§ **Exercise aim**
Take down each entry exactly as written.

-------- Records provided

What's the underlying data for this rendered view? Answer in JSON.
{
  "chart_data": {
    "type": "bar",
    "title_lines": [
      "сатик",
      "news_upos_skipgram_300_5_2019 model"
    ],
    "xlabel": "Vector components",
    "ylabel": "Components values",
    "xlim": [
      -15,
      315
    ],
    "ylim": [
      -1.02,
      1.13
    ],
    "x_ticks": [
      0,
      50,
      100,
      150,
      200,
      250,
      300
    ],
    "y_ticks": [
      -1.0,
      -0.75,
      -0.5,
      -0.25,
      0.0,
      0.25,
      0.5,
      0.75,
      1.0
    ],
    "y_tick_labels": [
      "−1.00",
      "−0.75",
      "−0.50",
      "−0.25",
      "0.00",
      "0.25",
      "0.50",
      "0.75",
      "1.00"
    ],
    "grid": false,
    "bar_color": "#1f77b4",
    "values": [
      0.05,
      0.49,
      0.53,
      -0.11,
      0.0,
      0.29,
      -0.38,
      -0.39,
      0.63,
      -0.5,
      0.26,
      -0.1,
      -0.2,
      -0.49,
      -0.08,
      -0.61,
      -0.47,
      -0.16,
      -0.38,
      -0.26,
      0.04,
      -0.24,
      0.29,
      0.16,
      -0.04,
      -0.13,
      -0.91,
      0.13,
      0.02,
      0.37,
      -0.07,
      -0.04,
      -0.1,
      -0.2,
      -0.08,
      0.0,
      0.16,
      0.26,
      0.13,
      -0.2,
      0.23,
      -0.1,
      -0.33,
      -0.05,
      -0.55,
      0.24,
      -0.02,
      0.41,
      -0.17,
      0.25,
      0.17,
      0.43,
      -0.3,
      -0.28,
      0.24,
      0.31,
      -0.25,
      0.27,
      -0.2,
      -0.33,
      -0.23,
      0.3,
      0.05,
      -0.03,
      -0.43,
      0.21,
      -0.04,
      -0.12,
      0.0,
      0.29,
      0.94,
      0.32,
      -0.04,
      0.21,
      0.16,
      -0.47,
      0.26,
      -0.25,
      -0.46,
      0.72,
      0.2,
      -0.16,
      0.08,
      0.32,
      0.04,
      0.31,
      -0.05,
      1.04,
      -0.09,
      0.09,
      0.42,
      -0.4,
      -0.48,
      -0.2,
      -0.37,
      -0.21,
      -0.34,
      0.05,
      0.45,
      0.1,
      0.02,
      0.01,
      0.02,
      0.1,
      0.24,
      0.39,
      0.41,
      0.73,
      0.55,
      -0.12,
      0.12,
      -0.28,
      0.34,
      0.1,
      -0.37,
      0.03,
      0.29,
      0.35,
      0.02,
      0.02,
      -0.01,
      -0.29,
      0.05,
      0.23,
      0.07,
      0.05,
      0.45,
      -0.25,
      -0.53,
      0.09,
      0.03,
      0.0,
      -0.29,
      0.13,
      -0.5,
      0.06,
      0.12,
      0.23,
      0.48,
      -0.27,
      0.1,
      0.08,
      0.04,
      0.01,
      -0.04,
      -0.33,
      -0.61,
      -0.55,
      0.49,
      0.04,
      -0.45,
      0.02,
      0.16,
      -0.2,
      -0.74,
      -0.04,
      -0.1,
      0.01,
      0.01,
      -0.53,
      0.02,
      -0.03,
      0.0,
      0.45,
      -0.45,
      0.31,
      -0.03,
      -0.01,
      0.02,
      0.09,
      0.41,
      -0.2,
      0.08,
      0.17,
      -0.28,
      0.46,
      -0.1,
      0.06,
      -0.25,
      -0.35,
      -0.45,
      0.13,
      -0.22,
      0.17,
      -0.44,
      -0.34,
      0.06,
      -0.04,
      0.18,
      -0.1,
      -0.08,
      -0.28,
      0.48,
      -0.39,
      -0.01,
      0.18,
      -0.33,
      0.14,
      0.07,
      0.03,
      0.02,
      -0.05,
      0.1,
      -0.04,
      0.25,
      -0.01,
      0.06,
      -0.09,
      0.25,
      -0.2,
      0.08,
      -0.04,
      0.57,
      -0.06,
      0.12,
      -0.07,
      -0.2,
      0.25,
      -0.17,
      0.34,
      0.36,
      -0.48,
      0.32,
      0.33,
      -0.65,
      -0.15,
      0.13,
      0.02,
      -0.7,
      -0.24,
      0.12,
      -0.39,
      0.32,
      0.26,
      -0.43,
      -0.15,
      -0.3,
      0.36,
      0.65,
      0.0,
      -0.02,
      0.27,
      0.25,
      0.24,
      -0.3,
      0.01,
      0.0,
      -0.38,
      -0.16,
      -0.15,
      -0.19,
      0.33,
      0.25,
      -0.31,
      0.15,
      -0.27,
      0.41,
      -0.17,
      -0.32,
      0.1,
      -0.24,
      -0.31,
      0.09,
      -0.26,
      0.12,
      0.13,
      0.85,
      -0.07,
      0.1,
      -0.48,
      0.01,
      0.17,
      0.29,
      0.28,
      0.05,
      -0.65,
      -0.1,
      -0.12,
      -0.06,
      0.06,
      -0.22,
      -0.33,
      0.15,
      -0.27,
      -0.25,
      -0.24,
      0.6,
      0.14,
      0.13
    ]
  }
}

----------------

§ **Result**
What's the underlying data for this rendered view? Answer in JSON.
{
  "chart_data": {
    "type": "bar",
    "title_lines": [
      "сатик",
      "news_upos_skipgram_300_5_2019 model"
    ],
    "xlabel": "Vector components",
    "ylabel": "Components values",
    "xlim": [
      -15,
      315
    ],
    "ylim": [
      -1.02,
      1.13
    ],
    "x_ticks": [
      0,
      50,
      100,
      150,
      200,
      250,
      300
    ],
    "y_ticks": [
      -1.0,
      -0.75,
      -0.5,
      -0.25,
      0.0,
      0.25,
      0.5,
      0.75,
      1.0
    ],
    "y_tick_labels": [
      "−1.00",
      "−0.75",
      "−0.50",
      "−0.25",
      "0.00",
      "0.25",
      "0.50",
      "0.75",
      "1.00"
    ],
    "grid": false,
    "bar_color": "#1f77b4",
    "values": [
      0.05,
      0.49,
      0.53,
      -0.11,
      0.0,
      0.29,
      -0.38,
      -0.39,
      0.63,
      -0.5,
      0.26,
      -0.1,
      -0.2,
      -0.49,
      -0.08,
      -0.61,
      -0.47,
      -0.16,
      -0.38,
      -0.26,
      0.04,
      -0.24,
      0.29,
      0.16,
      -0.04,
      -0.13,
      -0.91,
      0.13,
      0.02,
      0.37,
      -0.07,
      -0.04,
      -0.1,
      -0.2,
      -0.08,
      0.0,
      0.16,
      0.26,
      0.13,
      -0.2,
      0.23,
      -0.1,
      -0.33,
      -0.05,
      -0.55,
      0.24,
      -0.02,
      0.41,
      -0.17,
      0.25,
      0.17,
      0.43,
      -0.3,
      -0.28,
      0.24,
      0.31,
      -0.25,
      0.27,
      -0.2,
      -0.33,
      -0.23,
      0.3,
      0.05,
      -0.03,
      -0.43,
      0.21,
      -0.04,
      -0.12,
      0.0,
      0.29,
      0.94,
      0.32,
      -0.04,
      0.21,
      0.16,
      -0.47,
      0.26,
      -0.25,
      -0.46,
      0.72,
      0.2,
      -0.16,
      0.08,
      0.32,
      0.04,
      0.31,
      -0.05,
      1.04,
      -0.09,
      0.09,
      0.42,
      -0.4,
      -0.48,
      -0.2,
      -0.37,
      -0.21,
      -0.34,
      0.05,
      0.45,
      0.1,
      0.02,
      0.01,
      0.02,
      0.1,
      0.24,
      0.39,
      0.41,
      0.73,
      0.55,
      -0.12,
      0.12,
      -0.28,
      0.34,
      0.1,
      -0.37,
      0.03,
      0.29,
      0.35,
      0.02,
      0.02,
      -0.01,
      -0.29,
      0.05,
      0.23,
      0.07,
      0.05,
      0.45,
      -0.25,
      -0.53,
      0.09,
      0.03,
      0.0,
      -0.29,
      0.13,
      -0.5,
      0.06,
      0.12,
      0.23,
      0.48,
      -0.27,
      0.1,
      0.08,
      0.04,
      0.01,
      -0.04,
      -0.33,
      -0.61,
      -0.55,
      0.49,
      0.04,
      -0.45,
      0.02,
      0.16,
      -0.2,
      -0.74,
      -0.04,
      -0.1,
      0.01,
      0.01,
      -0.53,
      0.02,
      -0.03,
      0.0,
      0.45,
      -0.45,
      0.31,
      -0.03,
      -0.01,
      0.02,
      0.09,
      0.41,
      -0.2,
      0.08,
      0.17,
      -0.28,
      0.46,
      -0.1,
      0.06,
      -0.25,
      -0.35,
      -0.45,
      0.13,
      -0.22,
      0.17,
      -0.44,
      -0.34,
      0.06,
      -0.04,
      0.18,
      -0.1,
      -0.08,
      -0.28,
      0.48,
      -0.39,
      -0.01,
      0.18,
      -0.33,
      0.14,
      0.07,
      0.03,
      0.02,
      -0.05,
      0.1,
      -0.04,
      0.25,
      -0.01,
      0.06,
      -0.09,
      0.25,
      -0.2,
      0.08,
      -0.04,
      0.57,
      -0.06,
      0.12,
      -0.07,
      -0.2,
      0.25,
      -0.17,
      0.34,
      0.36,
      -0.48,
      0.32,
      0.33,
      -0.65,
      -0.15,
      0.13,
      0.02,
      -0.7,
      -0.24,
      0.12,
      -0.39,
      0.32,
      0.26,
      -0.43,
      -0.15,
      -0.3,
      0.36,
      0.65,
      0.0,
      -0.02,
      0.27,
      0.25,
      0.24,
      -0.3,
      0.01,
      0.0,
      -0.38,
      -0.16,
      -0.15,
      -0.19,
      0.33,
      0.25,
      -0.31,
      0.15,
      -0.27,
      0.41,
      -0.17,
      -0.32,
      0.1,
      -0.24,
      -0.31,
      0.09,
      -0.26,
      0.12,
      0.13,
      0.85,
      -0.07,
      0.1,
      -0.48,
      0.01,
      0.17,
      0.29,
      0.28,
      0.05,
      -0.65,
      -0.1,
      -0.12,
      -0.06,
      0.06,
      -0.22,
      -0.33,
      0.15,
      -0.27,
      -0.25,
      -0.24,
      0.6,
      0.14,
      0.13
    ]
  }
}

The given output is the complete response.